== Segment start ==

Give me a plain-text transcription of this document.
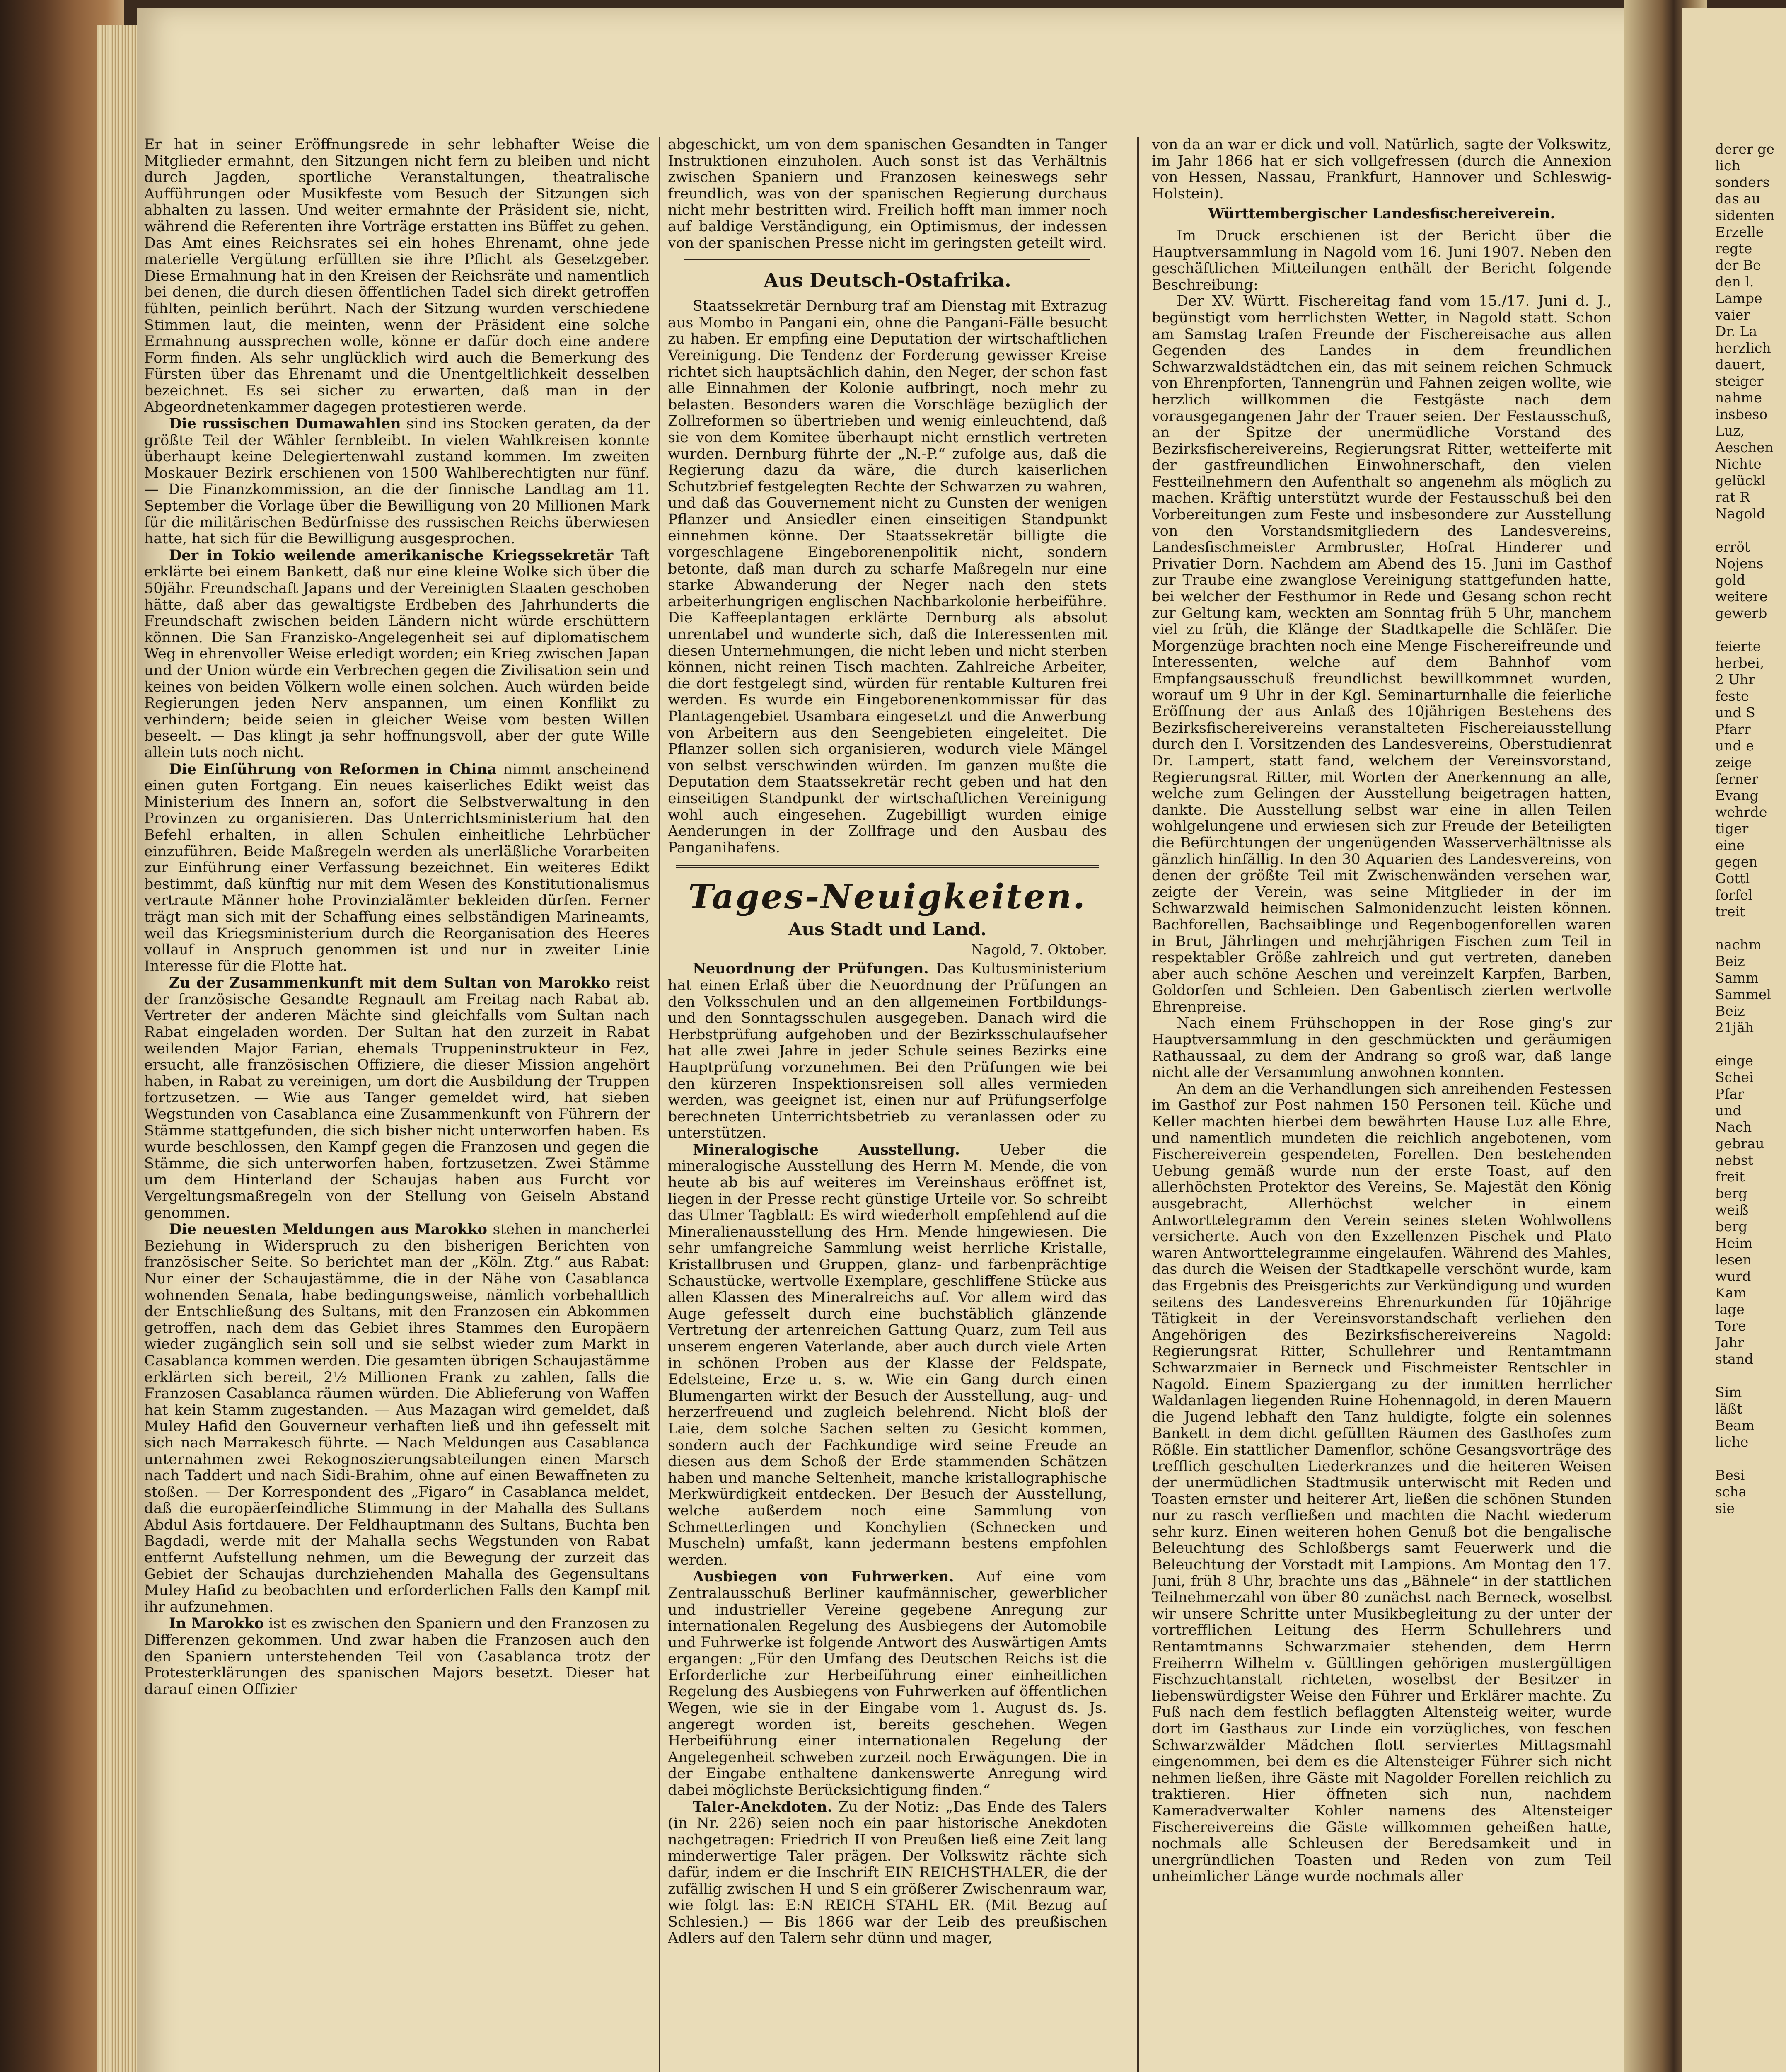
Er hat in seiner Eröffnungsrede in sehr lebhafter Weise die Mitglieder ermahnt, den Sitzungen nicht fern zu bleiben und nicht durch Jagden, sportliche Veranstaltungen, theatralische Aufführungen oder Musikfeste vom Besuch der Sitzungen sich abhalten zu lassen. Und weiter ermahnte der Präsident sie, nicht, während die Referenten ihre Vorträge erstatten ins Büffet zu gehen. Das Amt eines Reichsrates sei ein hohes Ehrenamt, ohne jede materielle Vergütung erfüllten sie ihre Pflicht als Gesetzgeber. Diese Ermahnung hat in den Kreisen der Reichsräte und namentlich bei denen, die durch diesen öffentlichen Tadel sich direkt getroffen fühlten, peinlich berührt. Nach der Sitzung wurden verschiedene Stimmen laut, die meinten, wenn der Präsident eine solche Ermahnung aussprechen wolle, könne er dafür doch eine andere Form finden. Als sehr unglücklich wird auch die Bemerkung des Fürsten über das Ehrenamt und die Unentgeltlichkeit desselben bezeichnet. Es sei sicher zu erwarten, daß man in der Abgeordnetenkammer dagegen protestieren werde.

Die russischen Dumawahlen sind ins Stocken geraten, da der größte Teil der Wähler fernbleibt. In vielen Wahlkreisen konnte überhaupt keine Delegiertenwahl zustand kommen. Im zweiten Moskauer Bezirk erschienen von 1500 Wahlberechtigten nur fünf. — Die Finanzkommission, an die der finnische Landtag am 11. September die Vorlage über die Bewilligung von 20 Millionen Mark für die militärischen Bedürfnisse des russischen Reichs überwiesen hatte, hat sich für die Bewilligung ausgesprochen.

Der in Tokio weilende amerikanische Kriegssekretär Taft erklärte bei einem Bankett, daß nur eine kleine Wolke sich über die 50jähr. Freundschaft Japans und der Vereinigten Staaten geschoben hätte, daß aber das gewaltigste Erdbeben des Jahrhunderts die Freundschaft zwischen beiden Ländern nicht würde erschüttern können. Die San Franzisko-Angelegenheit sei auf diplomatischem Weg in ehrenvoller Weise erledigt worden; ein Krieg zwischen Japan und der Union würde ein Verbrechen gegen die Zivilisation sein und keines von beiden Völkern wolle einen solchen. Auch würden beide Regierungen jeden Nerv anspannen, um einen Konflikt zu verhindern; beide seien in gleicher Weise vom besten Willen beseelt. — Das klingt ja sehr hoffnungsvoll, aber der gute Wille allein tuts noch nicht.

Die Einführung von Reformen in China nimmt anscheinend einen guten Fortgang. Ein neues kaiserliches Edikt weist das Ministerium des Innern an, sofort die Selbstverwaltung in den Provinzen zu organisieren. Das Unterrichtsministerium hat den Befehl erhalten, in allen Schulen einheitliche Lehrbücher einzuführen. Beide Maßregeln werden als unerläßliche Vorarbeiten zur Einführung einer Verfassung bezeichnet. Ein weiteres Edikt bestimmt, daß künftig nur mit dem Wesen des Konstitutionalismus vertraute Männer hohe Provinzialämter bekleiden dürfen. Ferner trägt man sich mit der Schaffung eines selbständigen Marineamts, weil das Kriegsministerium durch die Reorganisation des Heeres vollauf in Anspruch genommen ist und nur in zweiter Linie Interesse für die Flotte hat.

Zu der Zusammenkunft mit dem Sultan von Marokko reist der französische Gesandte Regnault am Freitag nach Rabat ab. Vertreter der anderen Mächte sind gleichfalls vom Sultan nach Rabat eingeladen worden. Der Sultan hat den zurzeit in Rabat weilenden Major Farian, ehemals Truppeninstrukteur in Fez, ersucht, alle französischen Offiziere, die dieser Mission angehört haben, in Rabat zu vereinigen, um dort die Ausbildung der Truppen fortzusetzen. — Wie aus Tanger gemeldet wird, hat sieben Wegstunden von Casablanca eine Zusammenkunft von Führern der Stämme stattgefunden, die sich bisher nicht unterworfen haben. Es wurde beschlossen, den Kampf gegen die Franzosen und gegen die Stämme, die sich unterworfen haben, fortzusetzen. Zwei Stämme um dem Hinterland der Schaujas haben aus Furcht vor Vergeltungsmaßregeln von der Stellung von Geiseln Abstand genommen.

Die neuesten Meldungen aus Marokko stehen in mancherlei Beziehung in Widerspruch zu den bisherigen Berichten von französischer Seite. So berichtet man der „Köln. Ztg.“ aus Rabat: Nur einer der Schaujastämme, die in der Nähe von Casablanca wohnenden Senata, habe bedingungsweise, nämlich vorbehaltlich der Entschließung des Sultans, mit den Franzosen ein Abkommen getroffen, nach dem das Gebiet ihres Stammes den Europäern wieder zugänglich sein soll und sie selbst wieder zum Markt in Casablanca kommen werden. Die gesamten übrigen Schaujastämme erklärten sich bereit, 2½ Millionen Frank zu zahlen, falls die Franzosen Casablanca räumen würden. Die Ablieferung von Waffen hat kein Stamm zugestanden. — Aus Mazagan wird gemeldet, daß Muley Hafid den Gouverneur verhaften ließ und ihn gefesselt mit sich nach Marrakesch führte. — Nach Meldungen aus Casablanca unternahmen zwei Rekognoszierungsabteilungen einen Marsch nach Taddert und nach Sidi-Brahim, ohne auf einen Bewaffneten zu stoßen. — Der Korrespondent des „Figaro“ in Casablanca meldet, daß die europäerfeindliche Stimmung in der Mahalla des Sultans Abdul Asis fortdauere. Der Feldhauptmann des Sultans, Buchta ben Bagdadi, werde mit der Mahalla sechs Wegstunden von Rabat entfernt Aufstellung nehmen, um die Bewegung der zurzeit das Gebiet der Schaujas durchziehenden Mahalla des Gegensultans Muley Hafid zu beobachten und erforderlichen Falls den Kampf mit ihr aufzunehmen.

In Marokko ist es zwischen den Spaniern und den Franzosen zu Differenzen gekommen. Und zwar haben die Franzosen auch den den Spaniern unterstehenden Teil von Casablanca trotz der Protesterklärungen des spanischen Majors besetzt. Dieser hat darauf einen Offizier

abgeschickt, um von dem spanischen Gesandten in Tanger Instruktionen einzuholen. Auch sonst ist das Verhältnis zwischen Spaniern und Franzosen keineswegs sehr freundlich, was von der spanischen Regierung durchaus nicht mehr bestritten wird. Freilich hofft man immer noch auf baldige Verständigung, ein Optimismus, der indessen von der spanischen Presse nicht im geringsten geteilt wird.

Aus Deutsch-Ostafrika.

Staatssekretär Dernburg traf am Dienstag mit Extrazug aus Mombo in Pangani ein, ohne die Pangani-Fälle besucht zu haben. Er empfing eine Deputation der wirtschaftlichen Vereinigung. Die Tendenz der Forderung gewisser Kreise richtet sich hauptsächlich dahin, den Neger, der schon fast alle Einnahmen der Kolonie aufbringt, noch mehr zu belasten. Besonders waren die Vorschläge bezüglich der Zollreformen so übertrieben und wenig einleuchtend, daß sie von dem Komitee überhaupt nicht ernstlich vertreten wurden. Dernburg führte der „N.-P.“ zufolge aus, daß die Regierung dazu da wäre, die durch kaiserlichen Schutzbrief festgelegten Rechte der Schwarzen zu wahren, und daß das Gouvernement nicht zu Gunsten der wenigen Pflanzer und Ansiedler einen einseitigen Standpunkt einnehmen könne. Der Staatssekretär billigte die vorgeschlagene Eingeborenenpolitik nicht, sondern betonte, daß man durch zu scharfe Maßregeln nur eine starke Abwanderung der Neger nach den stets arbeiterhungrigen englischen Nachbarkolonie herbeiführe. Die Kaffeeplantagen erklärte Dernburg als absolut unrentabel und wunderte sich, daß die Interessenten mit diesen Unternehmungen, die nicht leben und nicht sterben können, nicht reinen Tisch machten. Zahlreiche Arbeiter, die dort festgelegt sind, würden für rentable Kulturen frei werden. Es wurde ein Eingeborenenkommissar für das Plantagengebiet Usambara eingesetzt und die Anwerbung von Arbeitern aus den Seengebieten eingeleitet. Die Pflanzer sollen sich organisieren, wodurch viele Mängel von selbst verschwinden würden. Im ganzen mußte die Deputation dem Staatssekretär recht geben und hat den einseitigen Standpunkt der wirtschaftlichen Vereinigung wohl auch eingesehen. Zugebilligt wurden einige Aenderungen in der Zollfrage und den Ausbau des Panganihafens.

Tages-Neuigkeiten.
Aus Stadt und Land.
Nagold, 7. Oktober.

Neuordnung der Prüfungen. Das Kultusministerium hat einen Erlaß über die Neuordnung der Prüfungen an den Volksschulen und an den allgemeinen Fortbildungs- und den Sonntagsschulen ausgegeben. Danach wird die Herbstprüfung aufgehoben und der Bezirksschulaufseher hat alle zwei Jahre in jeder Schule seines Bezirks eine Hauptprüfung vorzunehmen. Bei den Prüfungen wie bei den kürzeren Inspektionsreisen soll alles vermieden werden, was geeignet ist, einen nur auf Prüfungserfolge berechneten Unterrichtsbetrieb zu veranlassen oder zu unterstützen.

Mineralogische Ausstellung.	Ueber die mineralogische Ausstellung des Herrn M. Mende, die von heute ab bis auf weiteres im Vereinshaus eröffnet ist, liegen in der Presse recht günstige Urteile vor. So schreibt das Ulmer Tagblatt: Es wird wiederholt empfehlend auf die Mineralienausstellung des Hrn. Mende hingewiesen. Die sehr umfangreiche Sammlung weist herrliche Kristalle, Kristallbrusen und Gruppen, glanz- und farbenprächtige Schaustücke, wertvolle Exemplare, geschliffene Stücke aus allen Klassen des Mineralreichs auf. Vor allem wird das Auge gefesselt durch eine buchstäblich glänzende Vertretung der artenreichen Gattung Quarz, zum Teil aus unserem engeren Vaterlande, aber auch durch viele Arten in schönen Proben aus der Klasse der Feldspate, Edelsteine, Erze u. s. w. Wie ein Gang durch einen Blumengarten wirkt der Besuch der Ausstellung, aug- und herzerfreuend und zugleich belehrend. Nicht bloß der Laie, dem solche Sachen selten zu Gesicht kommen, sondern auch der Fachkundige wird seine Freude an diesen aus dem Schoß der Erde stammenden Schätzen haben und manche Seltenheit, manche kristallographische Merkwürdigkeit entdecken. Der Besuch der Ausstellung, welche außerdem noch eine Sammlung von Schmetterlingen und Konchylien (Schnecken und Muscheln) umfaßt, kann jedermann bestens empfohlen werden.

Ausbiegen von Fuhrwerken. Auf eine vom Zentralausschuß Berliner kaufmännischer, gewerblicher und industrieller Vereine gegebene Anregung zur internationalen Regelung des Ausbiegens der Automobile und Fuhrwerke ist folgende Antwort des Auswärtigen Amts ergangen: „Für den Umfang des Deutschen Reichs ist die Erforderliche zur Herbeiführung einer einheitlichen Regelung des Ausbiegens von Fuhrwerken auf öffentlichen Wegen, wie sie in der Eingabe vom 1. August ds. Js. angeregt worden ist, bereits geschehen. Wegen Herbeiführung einer internationalen Regelung der Angelegenheit schweben zurzeit noch Erwägungen. Die in der Eingabe enthaltene dankenswerte Anregung wird dabei möglichste Berücksichtigung finden.“

Taler-Anekdoten. Zu der Notiz: „Das Ende des Talers (in Nr. 226) seien noch ein paar historische Anekdoten nachgetragen: Friedrich II von Preußen ließ eine Zeit lang minderwertige Taler prägen. Der Volkswitz rächte sich dafür, indem er die Inschrift EIN REICHSTHALER, die der zufällig zwischen H und S ein größerer Zwischenraum war, wie folgt las: E:N REICH STAHL ER. (Mit Bezug auf Schlesien.) — Bis 1866 war der Leib des preußischen Adlers auf den Talern sehr dünn und mager,

von da an war er dick und voll. Natürlich, sagte der Volkswitz, im Jahr 1866 hat er sich vollgefressen (durch die Annexion von Hessen, Nassau, Frankfurt, Hannover und Schleswig-Holstein).

Württembergischer Landesfischereiverein.

Im Druck erschienen ist der Bericht über die Hauptversammlung in Nagold vom 16. Juni 1907. Neben den geschäftlichen Mitteilungen enthält der Bericht folgende Beschreibung:

Der XV. Württ. Fischereitag fand vom 15./17. Juni d. J., begünstigt vom herrlichsten Wetter, in Nagold statt. Schon am Samstag trafen Freunde der Fischereisache aus allen Gegenden des Landes in dem freundlichen Schwarzwaldstädtchen ein, das mit seinem reichen Schmuck von Ehrenpforten, Tannengrün und Fahnen zeigen wollte, wie herzlich willkommen die Festgäste nach dem vorausgegangenen Jahr der Trauer seien. Der Festausschuß, an der Spitze der unermüdliche Vorstand des Bezirksfischereivereins, Regierungsrat Ritter, wetteiferte mit der gastfreundlichen Einwohnerschaft, den vielen Festteilnehmern den Aufenthalt so angenehm als möglich zu machen. Kräftig unterstützt wurde der Festausschuß bei den Vorbereitungen zum Feste und insbesondere zur Ausstellung von den Vorstandsmitgliedern des Landesvereins, Landesfischmeister Armbruster, Hofrat Hinderer und Privatier Dorn. Nachdem am Abend des 15. Juni im Gasthof zur Traube eine zwanglose Vereinigung stattgefunden hatte, bei welcher der Festhumor in Rede und Gesang schon recht zur Geltung kam, weckten am Sonntag früh 5 Uhr, manchem viel zu früh, die Klänge der Stadtkapelle die Schläfer. Die Morgenzüge brachten noch eine Menge Fischereifreunde und Interessenten, welche auf dem Bahnhof vom Empfangsausschuß freundlichst bewillkommnet wurden, worauf um 9 Uhr in der Kgl. Seminarturnhalle die feierliche Eröffnung der aus Anlaß des 10jährigen Bestehens des Bezirksfischereivereins veranstalteten Fischereiausstellung durch den I. Vorsitzenden des Landesvereins, Oberstudienrat Dr. Lampert, statt fand, welchem der Vereinsvorstand, Regierungsrat Ritter, mit Worten der Anerkennung an alle, welche zum Gelingen der Ausstellung beigetragen hatten, dankte. Die Ausstellung selbst war eine in allen Teilen wohlgelungene und erwiesen sich zur Freude der Beteiligten die Befürchtungen der ungenügenden Wasserverhältnisse als gänzlich hinfällig. In den 30 Aquarien des Landesvereins, von denen der größte Teil mit Zwischenwänden versehen war, zeigte der Verein, was seine Mitglieder in der im Schwarzwald heimischen Salmonidenzucht leisten können. Bachforellen, Bachsaiblinge und Regenbogenforellen waren in Brut, Jährlingen und mehrjährigen Fischen zum Teil in respektabler Größe zahlreich und gut vertreten, daneben aber auch schöne Aeschen und vereinzelt Karpfen, Barben, Goldorfen und Schleien. Den Gabentisch zierten wertvolle Ehrenpreise.

Nach einem Frühschoppen in der Rose ging's zur Hauptversammlung in den geschmückten und geräumigen Rathaussaal, zu dem der Andrang so groß war, daß lange nicht alle der Versammlung anwohnen konnten.

An dem an die Verhandlungen sich anreihenden Festessen im Gasthof zur Post nahmen 150 Personen teil. Küche und Keller machten hierbei dem bewährten Hause Luz alle Ehre, und namentlich mundeten die reichlich angebotenen, vom Fischereiverein gespendeten, Forellen. Den bestehenden Uebung gemäß wurde nun der erste Toast, auf den allerhöchsten Protektor des Vereins, Se. Majestät den König ausgebracht, Allerhöchst welcher in einem Antworttelegramm den Verein seines steten Wohlwollens versicherte. Auch von den Exzellenzen Pischek und Plato waren Antworttelegramme eingelaufen. Während des Mahles, das durch die Weisen der Stadtkapelle verschönt wurde, kam das Ergebnis des Preisgerichts zur Verkündigung und wurden seitens des Landesvereins Ehrenurkunden für 10jährige Tätigkeit in der Vereinsvorstandschaft verliehen den Angehörigen des Bezirksfischereivereins Nagold: Regierungsrat Ritter, Schullehrer und Rentamtmann Schwarzmaier in Berneck und Fischmeister Rentschler in Nagold. Einem Spaziergang zu der inmitten herrlicher Waldanlagen liegenden Ruine Hohennagold, in deren Mauern die Jugend lebhaft den Tanz huldigte, folgte ein solennes Bankett in dem dicht gefüllten Räumen des Gasthofes zum Rößle. Ein stattlicher Damenflor, schöne Gesangsvorträge des trefflich geschulten Liederkranzes und die heiteren Weisen der unermüdlichen Stadtmusik unterwischt mit Reden und Toasten ernster und heiterer Art, ließen die schönen Stunden nur zu rasch verfließen und machten die Nacht wiederum sehr kurz. Einen weiteren hohen Genuß bot die bengalische Beleuchtung des Schloßbergs samt Feuerwerk und die Beleuchtung der Vorstadt mit Lampions. Am Montag den 17. Juni, früh 8 Uhr, brachte uns das „Bähnele“ in der stattlichen Teilnehmerzahl von über 80 zunächst nach Berneck, woselbst wir unsere Schritte unter Musikbegleitung zu der unter der vortrefflichen Leitung des Herrn Schullehrers und Rentamtmanns Schwarzmaier stehenden, dem Herrn Freiherrn Wilhelm v. Gültlingen gehörigen mustergültigen Fischzuchtanstalt richteten, woselbst der Besitzer in liebenswürdigster Weise den Führer und Erklärer machte. Zu Fuß nach dem festlich beflaggten Altensteig weiter, wurde dort im Gasthaus zur Linde ein vorzügliches, von feschen Schwarzwälder Mädchen flott serviertes Mittagsmahl eingenommen, bei dem es die Altensteiger Führer sich nicht nehmen ließen, ihre Gäste mit Nagolder Forellen reichlich zu traktieren. Hier öffneten sich nun, nachdem Kameradverwalter Kohler namens des Altensteiger Fischereivereins die Gäste willkommen geheißen hatte, nochmals alle Schleusen der Beredsamkeit und in unergründlichen Toasten und Reden von zum Teil unheimlicher Länge wurde nochmals aller

derer ge
lich
sonders
das au
sidenten
Erzelle
regte
der Be
den l.
Lampe
vaier
Dr. La
herzlich
dauert,
steiger
nahme
insbeso
Luz,
Aeschen
Nichte
gelückl
rat R
Nagold
erröt
Nojens
gold
weitere
gewerb
feierte
herbei,
2 Uhr
feste
und S
Pfarr
und e
zeige
ferner
Evang
wehrde
tiger
eine
gegen
Gottl
forfel
treit
nachm
Beiz
Samm
Sammel
Beiz
21jäh
einge
Schei
Pfar
und
Nach
gebrau
nebst
freit
berg
weiß
berg
Heim
lesen
wurd
Kam
lage
Tore
Jahr
stand
Sim
läßt
Beam
liche
Besi
scha
sie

== Segment end ==

*Exercise*
Could you work out how many lines above contain the string "Hauptversammlung"? Answer with the number only.

*Exercise result*
2